**Material**.
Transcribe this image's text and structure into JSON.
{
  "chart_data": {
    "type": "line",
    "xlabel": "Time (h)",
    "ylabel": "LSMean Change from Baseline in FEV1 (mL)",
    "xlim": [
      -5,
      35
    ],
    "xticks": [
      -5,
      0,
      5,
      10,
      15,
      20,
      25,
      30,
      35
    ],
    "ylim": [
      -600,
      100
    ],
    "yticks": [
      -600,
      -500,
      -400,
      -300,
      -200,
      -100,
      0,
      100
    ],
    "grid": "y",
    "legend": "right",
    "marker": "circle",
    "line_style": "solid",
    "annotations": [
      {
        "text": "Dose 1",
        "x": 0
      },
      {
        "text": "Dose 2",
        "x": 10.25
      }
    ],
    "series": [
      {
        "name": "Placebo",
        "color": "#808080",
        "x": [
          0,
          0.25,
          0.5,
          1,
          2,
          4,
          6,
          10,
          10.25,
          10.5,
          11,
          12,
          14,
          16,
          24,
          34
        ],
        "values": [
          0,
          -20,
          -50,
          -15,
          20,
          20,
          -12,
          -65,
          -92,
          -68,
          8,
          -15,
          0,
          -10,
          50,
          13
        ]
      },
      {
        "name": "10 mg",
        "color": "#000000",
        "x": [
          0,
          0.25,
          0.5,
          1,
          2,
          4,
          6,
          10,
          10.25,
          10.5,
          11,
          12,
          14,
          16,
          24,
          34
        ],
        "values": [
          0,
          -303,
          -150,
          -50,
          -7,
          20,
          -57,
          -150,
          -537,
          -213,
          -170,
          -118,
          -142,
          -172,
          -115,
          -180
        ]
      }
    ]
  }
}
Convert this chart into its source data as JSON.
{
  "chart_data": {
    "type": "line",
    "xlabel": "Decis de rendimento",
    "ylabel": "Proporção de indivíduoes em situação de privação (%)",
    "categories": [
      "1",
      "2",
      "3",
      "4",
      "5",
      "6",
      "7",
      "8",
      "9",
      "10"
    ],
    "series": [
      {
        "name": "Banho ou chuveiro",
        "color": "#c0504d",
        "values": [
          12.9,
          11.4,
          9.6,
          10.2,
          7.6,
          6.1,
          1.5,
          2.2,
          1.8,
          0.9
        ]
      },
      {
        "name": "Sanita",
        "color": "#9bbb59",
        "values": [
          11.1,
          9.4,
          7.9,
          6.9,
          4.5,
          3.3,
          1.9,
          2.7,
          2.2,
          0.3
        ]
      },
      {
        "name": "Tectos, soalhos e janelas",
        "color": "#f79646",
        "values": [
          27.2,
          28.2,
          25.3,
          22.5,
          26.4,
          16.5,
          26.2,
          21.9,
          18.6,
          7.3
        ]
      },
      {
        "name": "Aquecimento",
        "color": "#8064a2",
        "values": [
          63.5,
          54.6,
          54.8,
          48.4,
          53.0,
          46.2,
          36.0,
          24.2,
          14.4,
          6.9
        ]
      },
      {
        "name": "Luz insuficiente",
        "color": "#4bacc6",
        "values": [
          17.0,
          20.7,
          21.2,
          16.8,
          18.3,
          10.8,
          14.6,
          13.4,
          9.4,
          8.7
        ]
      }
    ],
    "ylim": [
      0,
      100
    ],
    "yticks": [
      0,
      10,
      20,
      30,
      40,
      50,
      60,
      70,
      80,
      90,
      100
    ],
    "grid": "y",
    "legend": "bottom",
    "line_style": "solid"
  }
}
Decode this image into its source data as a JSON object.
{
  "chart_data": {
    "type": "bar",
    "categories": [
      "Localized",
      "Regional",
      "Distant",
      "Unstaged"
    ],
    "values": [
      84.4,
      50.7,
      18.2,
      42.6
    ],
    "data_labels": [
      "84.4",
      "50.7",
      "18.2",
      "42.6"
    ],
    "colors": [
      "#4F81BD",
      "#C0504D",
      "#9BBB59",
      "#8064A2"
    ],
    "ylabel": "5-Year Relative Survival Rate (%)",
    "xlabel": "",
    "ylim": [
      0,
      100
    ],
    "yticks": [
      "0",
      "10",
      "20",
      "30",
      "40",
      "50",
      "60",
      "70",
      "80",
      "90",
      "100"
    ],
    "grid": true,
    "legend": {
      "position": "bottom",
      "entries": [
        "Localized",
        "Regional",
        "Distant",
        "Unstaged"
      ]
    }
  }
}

**Task instructions**.
Your task is to output all of the data above word for word.

**Finished answer**.
Transcribe this image's text and structure into JSON.
{
  "chart_data": {
    "type": "line",
    "xlabel": "Time (h)",
    "ylabel": "LSMean Change from Baseline in FEV1 (mL)",
    "xlim": [
      -5,
      35
    ],
    "xticks": [
      -5,
      0,
      5,
      10,
      15,
      20,
      25,
      30,
      35
    ],
    "ylim": [
      -600,
      100
    ],
    "yticks": [
      -600,
      -500,
      -400,
      -300,
      -200,
      -100,
      0,
      100
    ],
    "grid": "y",
    "legend": "right",
    "marker": "circle",
    "line_style": "solid",
    "annotations": [
      {
        "text": "Dose 1",
        "x": 0
      },
      {
        "text": "Dose 2",
        "x": 10.25
      }
    ],
    "series": [
      {
        "name": "Placebo",
        "color": "#808080",
        "x": [
          0,
          0.25,
          0.5,
          1,
          2,
          4,
          6,
          10,
          10.25,
          10.5,
          11,
          12,
          14,
          16,
          24,
          34
        ],
        "values": [
          0,
          -20,
          -50,
          -15,
          20,
          20,
          -12,
          -65,
          -92,
          -68,
          8,
          -15,
          0,
          -10,
          50,
          13
        ]
      },
      {
        "name": "10 mg",
        "color": "#000000",
        "x": [
          0,
          0.25,
          0.5,
          1,
          2,
          4,
          6,
          10,
          10.25,
          10.5,
          11,
          12,
          14,
          16,
          24,
          34
        ],
        "values": [
          0,
          -303,
          -150,
          -50,
          -7,
          20,
          -57,
          -150,
          -537,
          -213,
          -170,
          -118,
          -142,
          -172,
          -115,
          -180
        ]
      }
    ]
  }
}
Convert this chart into its source data as JSON.
{
  "chart_data": {
    "type": "line",
    "xlabel": "Decis de rendimento",
    "ylabel": "Proporção de indivíduoes em situação de privação (%)",
    "categories": [
      "1",
      "2",
      "3",
      "4",
      "5",
      "6",
      "7",
      "8",
      "9",
      "10"
    ],
    "series": [
      {
        "name": "Banho ou chuveiro",
        "color": "#c0504d",
        "values": [
          12.9,
          11.4,
          9.6,
          10.2,
          7.6,
          6.1,
          1.5,
          2.2,
          1.8,
          0.9
        ]
      },
      {
        "name": "Sanita",
        "color": "#9bbb59",
        "values": [
          11.1,
          9.4,
          7.9,
          6.9,
          4.5,
          3.3,
          1.9,
          2.7,
          2.2,
          0.3
        ]
      },
      {
        "name": "Tectos, soalhos e janelas",
        "color": "#f79646",
        "values": [
          27.2,
          28.2,
          25.3,
          22.5,
          26.4,
          16.5,
          26.2,
          21.9,
          18.6,
          7.3
        ]
      },
      {
        "name": "Aquecimento",
        "color": "#8064a2",
        "values": [
          63.5,
          54.6,
          54.8,
          48.4,
          53.0,
          46.2,
          36.0,
          24.2,
          14.4,
          6.9
        ]
      },
      {
        "name": "Luz insuficiente",
        "color": "#4bacc6",
        "values": [
          17.0,
          20.7,
          21.2,
          16.8,
          18.3,
          10.8,
          14.6,
          13.4,
          9.4,
          8.7
        ]
      }
    ],
    "ylim": [
      0,
      100
    ],
    "yticks": [
      0,
      10,
      20,
      30,
      40,
      50,
      60,
      70,
      80,
      90,
      100
    ],
    "grid": "y",
    "legend": "bottom",
    "line_style": "solid"
  }
}
Decode this image into its source data as a JSON object.
{
  "chart_data": {
    "type": "bar",
    "categories": [
      "Localized",
      "Regional",
      "Distant",
      "Unstaged"
    ],
    "values": [
      84.4,
      50.7,
      18.2,
      42.6
    ],
    "data_labels": [
      "84.4",
      "50.7",
      "18.2",
      "42.6"
    ],
    "colors": [
      "#4F81BD",
      "#C0504D",
      "#9BBB59",
      "#8064A2"
    ],
    "ylabel": "5-Year Relative Survival Rate (%)",
    "xlabel": "",
    "ylim": [
      0,
      100
    ],
    "yticks": [
      "0",
      "10",
      "20",
      "30",
      "40",
      "50",
      "60",
      "70",
      "80",
      "90",
      "100"
    ],
    "grid": true,
    "legend": {
      "position": "bottom",
      "entries": [
        "Localized",
        "Regional",
        "Distant",
        "Unstaged"
      ]
    }
  }
}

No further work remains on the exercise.